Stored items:
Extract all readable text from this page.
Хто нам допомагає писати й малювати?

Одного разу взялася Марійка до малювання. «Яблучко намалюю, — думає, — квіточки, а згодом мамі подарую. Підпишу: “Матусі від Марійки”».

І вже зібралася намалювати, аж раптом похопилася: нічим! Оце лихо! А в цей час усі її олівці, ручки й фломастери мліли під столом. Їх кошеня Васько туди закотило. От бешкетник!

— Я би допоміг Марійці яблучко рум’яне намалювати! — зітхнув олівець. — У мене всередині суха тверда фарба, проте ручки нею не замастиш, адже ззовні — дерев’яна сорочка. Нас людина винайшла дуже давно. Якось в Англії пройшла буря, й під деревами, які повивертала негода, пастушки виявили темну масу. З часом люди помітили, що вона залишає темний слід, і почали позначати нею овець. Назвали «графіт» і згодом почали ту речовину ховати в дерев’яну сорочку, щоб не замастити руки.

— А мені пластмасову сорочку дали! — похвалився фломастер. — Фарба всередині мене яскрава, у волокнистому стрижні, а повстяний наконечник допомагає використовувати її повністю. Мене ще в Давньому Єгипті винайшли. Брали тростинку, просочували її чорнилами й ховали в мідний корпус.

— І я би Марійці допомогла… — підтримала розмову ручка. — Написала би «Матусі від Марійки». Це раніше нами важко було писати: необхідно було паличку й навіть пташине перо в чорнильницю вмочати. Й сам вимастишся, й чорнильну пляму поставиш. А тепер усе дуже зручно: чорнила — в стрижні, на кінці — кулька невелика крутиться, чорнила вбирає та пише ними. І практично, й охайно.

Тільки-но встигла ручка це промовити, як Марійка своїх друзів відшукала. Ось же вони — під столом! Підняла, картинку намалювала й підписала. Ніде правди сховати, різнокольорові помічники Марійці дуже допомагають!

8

WHAT THE EXERCISE ASKS: Every line of the listing that holds "сорочку" is to be counted; give only the resulting number.

EXERCISE ANSWER: 2